→ **What you should do**: Copy the data that follows exactly as it is, excluding all pictures.

→ **Data records**:
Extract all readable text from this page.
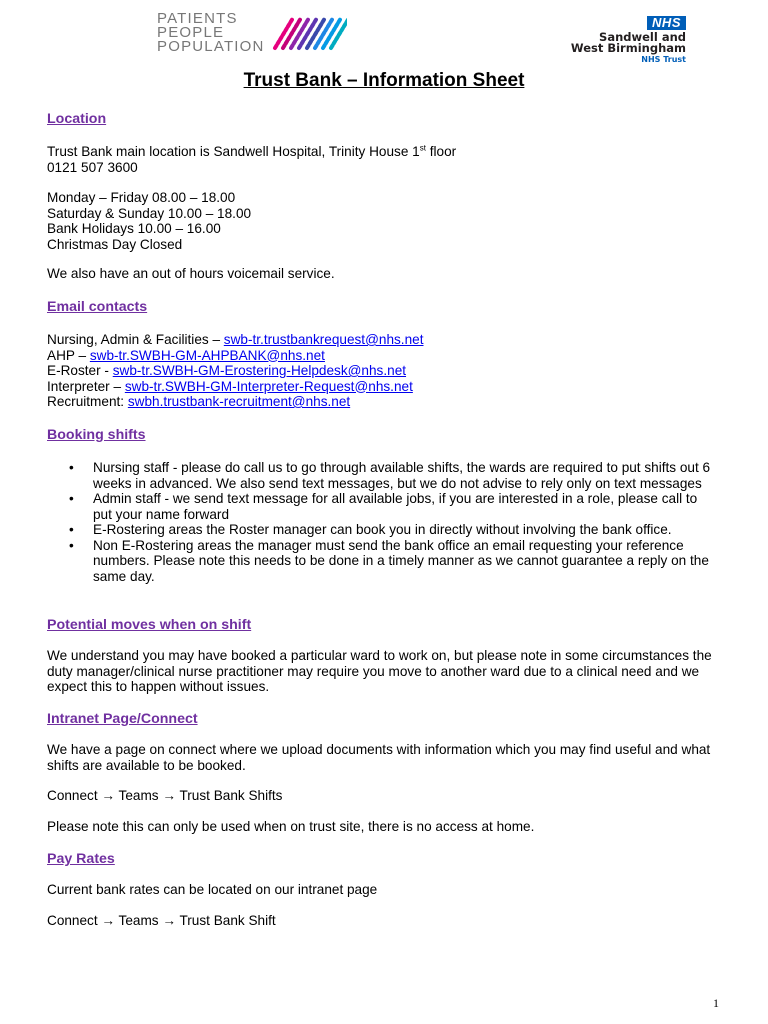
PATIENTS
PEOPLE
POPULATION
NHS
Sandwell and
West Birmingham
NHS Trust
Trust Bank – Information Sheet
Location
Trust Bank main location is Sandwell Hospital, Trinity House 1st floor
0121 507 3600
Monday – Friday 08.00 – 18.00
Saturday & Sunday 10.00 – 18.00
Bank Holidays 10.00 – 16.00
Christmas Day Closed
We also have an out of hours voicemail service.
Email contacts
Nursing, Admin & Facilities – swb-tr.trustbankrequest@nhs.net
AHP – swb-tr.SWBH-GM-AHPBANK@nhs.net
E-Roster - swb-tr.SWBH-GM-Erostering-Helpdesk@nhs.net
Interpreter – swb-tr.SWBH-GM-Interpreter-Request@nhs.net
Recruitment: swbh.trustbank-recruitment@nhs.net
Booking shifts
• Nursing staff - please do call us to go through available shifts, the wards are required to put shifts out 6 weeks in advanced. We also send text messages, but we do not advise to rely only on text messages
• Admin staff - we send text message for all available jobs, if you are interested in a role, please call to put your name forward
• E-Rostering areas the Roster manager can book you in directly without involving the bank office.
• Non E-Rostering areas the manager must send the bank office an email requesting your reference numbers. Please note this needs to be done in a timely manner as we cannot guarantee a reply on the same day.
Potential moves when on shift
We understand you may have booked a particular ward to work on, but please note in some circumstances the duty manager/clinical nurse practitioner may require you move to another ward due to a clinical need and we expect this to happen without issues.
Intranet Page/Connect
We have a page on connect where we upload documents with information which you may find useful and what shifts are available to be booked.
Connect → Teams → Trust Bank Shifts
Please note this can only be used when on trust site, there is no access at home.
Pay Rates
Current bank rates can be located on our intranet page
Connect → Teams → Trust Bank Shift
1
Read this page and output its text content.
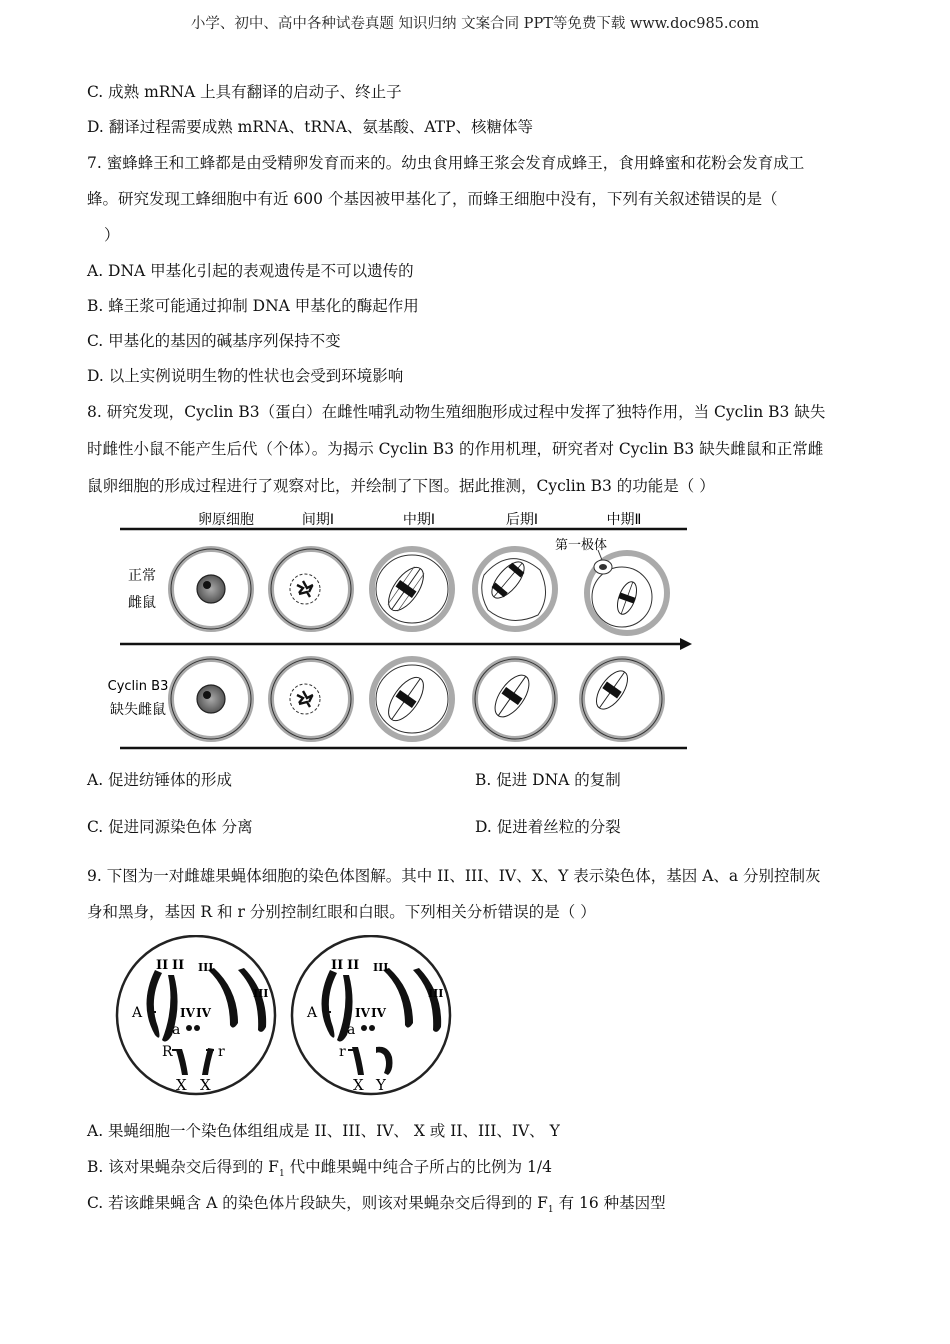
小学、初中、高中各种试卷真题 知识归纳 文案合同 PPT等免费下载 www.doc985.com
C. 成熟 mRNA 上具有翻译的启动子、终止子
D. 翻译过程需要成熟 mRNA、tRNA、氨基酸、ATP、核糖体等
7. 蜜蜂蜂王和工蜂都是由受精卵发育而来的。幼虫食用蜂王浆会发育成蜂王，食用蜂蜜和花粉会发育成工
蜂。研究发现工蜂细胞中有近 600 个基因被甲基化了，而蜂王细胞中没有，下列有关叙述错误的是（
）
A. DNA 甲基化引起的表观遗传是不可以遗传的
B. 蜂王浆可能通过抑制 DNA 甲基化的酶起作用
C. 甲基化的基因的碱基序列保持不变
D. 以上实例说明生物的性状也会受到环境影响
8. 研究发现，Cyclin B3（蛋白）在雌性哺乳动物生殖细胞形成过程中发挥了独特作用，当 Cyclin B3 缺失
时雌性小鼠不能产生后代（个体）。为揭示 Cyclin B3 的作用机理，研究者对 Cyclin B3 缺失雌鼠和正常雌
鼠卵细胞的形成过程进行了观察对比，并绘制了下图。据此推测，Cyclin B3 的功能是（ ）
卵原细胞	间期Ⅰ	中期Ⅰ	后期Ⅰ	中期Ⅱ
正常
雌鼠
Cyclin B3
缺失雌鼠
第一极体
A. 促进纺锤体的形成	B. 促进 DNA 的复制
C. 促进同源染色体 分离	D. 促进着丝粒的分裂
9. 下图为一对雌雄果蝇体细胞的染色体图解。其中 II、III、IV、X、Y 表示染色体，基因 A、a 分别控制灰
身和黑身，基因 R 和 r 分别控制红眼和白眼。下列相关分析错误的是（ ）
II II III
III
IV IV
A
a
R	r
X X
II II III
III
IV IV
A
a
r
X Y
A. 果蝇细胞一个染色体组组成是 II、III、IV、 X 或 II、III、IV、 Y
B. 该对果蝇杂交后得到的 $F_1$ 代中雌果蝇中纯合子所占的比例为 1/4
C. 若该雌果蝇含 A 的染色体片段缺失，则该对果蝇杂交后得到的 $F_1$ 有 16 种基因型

→ **Answer to the problem**:
Extract all readable text from this page.
PATIENTS
PEOPLE
POPULATION
NHS
Sandwell and
West Birmingham
NHS Trust
Trust Bank – Information Sheet
Location
Trust Bank main location is Sandwell Hospital, Trinity House 1st floor
0121 507 3600
Monday – Friday 08.00 – 18.00
Saturday & Sunday 10.00 – 18.00
Bank Holidays 10.00 – 16.00
Christmas Day Closed
We also have an out of hours voicemail service.
Email contacts
Nursing, Admin & Facilities – swb-tr.trustbankrequest@nhs.net
AHP – swb-tr.SWBH-GM-AHPBANK@nhs.net
E-Roster - swb-tr.SWBH-GM-Erostering-Helpdesk@nhs.net
Interpreter – swb-tr.SWBH-GM-Interpreter-Request@nhs.net
Recruitment: swbh.trustbank-recruitment@nhs.net
Booking shifts
• Nursing staff - please do call us to go through available shifts, the wards are required to put shifts out 6 weeks in advanced. We also send text messages, but we do not advise to rely only on text messages
• Admin staff - we send text message for all available jobs, if you are interested in a role, please call to put your name forward
• E-Rostering areas the Roster manager can book you in directly without involving the bank office.
• Non E-Rostering areas the manager must send the bank office an email requesting your reference numbers. Please note this needs to be done in a timely manner as we cannot guarantee a reply on the same day.
Potential moves when on shift
We understand you may have booked a particular ward to work on, but please note in some circumstances the duty manager/clinical nurse practitioner may require you move to another ward due to a clinical need and we expect this to happen without issues.
Intranet Page/Connect
We have a page on connect where we upload documents with information which you may find useful and what shifts are available to be booked.
Connect → Teams → Trust Bank Shifts
Please note this can only be used when on trust site, there is no access at home.
Pay Rates
Current bank rates can be located on our intranet page
Connect → Teams → Trust Bank Shift
1
Read this page and output its text content.
小学、初中、高中各种试卷真题 知识归纳 文案合同 PPT等免费下载 www.doc985.com
C. 成熟 mRNA 上具有翻译的启动子、终止子
D. 翻译过程需要成熟 mRNA、tRNA、氨基酸、ATP、核糖体等
7. 蜜蜂蜂王和工蜂都是由受精卵发育而来的。幼虫食用蜂王浆会发育成蜂王，食用蜂蜜和花粉会发育成工
蜂。研究发现工蜂细胞中有近 600 个基因被甲基化了，而蜂王细胞中没有，下列有关叙述错误的是（
）
A. DNA 甲基化引起的表观遗传是不可以遗传的
B. 蜂王浆可能通过抑制 DNA 甲基化的酶起作用
C. 甲基化的基因的碱基序列保持不变
D. 以上实例说明生物的性状也会受到环境影响
8. 研究发现，Cyclin B3（蛋白）在雌性哺乳动物生殖细胞形成过程中发挥了独特作用，当 Cyclin B3 缺失
时雌性小鼠不能产生后代（个体）。为揭示 Cyclin B3 的作用机理，研究者对 Cyclin B3 缺失雌鼠和正常雌
鼠卵细胞的形成过程进行了观察对比，并绘制了下图。据此推测，Cyclin B3 的功能是（ ）
卵原细胞	间期Ⅰ	中期Ⅰ	后期Ⅰ	中期Ⅱ
正常
雌鼠
Cyclin B3
缺失雌鼠
第一极体
A. 促进纺锤体的形成	B. 促进 DNA 的复制
C. 促进同源染色体 分离	D. 促进着丝粒的分裂
9. 下图为一对雌雄果蝇体细胞的染色体图解。其中 II、III、IV、X、Y 表示染色体，基因 A、a 分别控制灰
身和黑身，基因 R 和 r 分别控制红眼和白眼。下列相关分析错误的是（ ）
II II III
III
IV IV
A
a
R	r
X X
II II III
III
IV IV
A
a
r
X Y
A. 果蝇细胞一个染色体组组成是 II、III、IV、 X 或 II、III、IV、 Y
B. 该对果蝇杂交后得到的 $F_1$ 代中雌果蝇中纯合子所占的比例为 1/4
C. 若该雌果蝇含 A 的染色体片段缺失，则该对果蝇杂交后得到的 $F_1$ 有 16 种基因型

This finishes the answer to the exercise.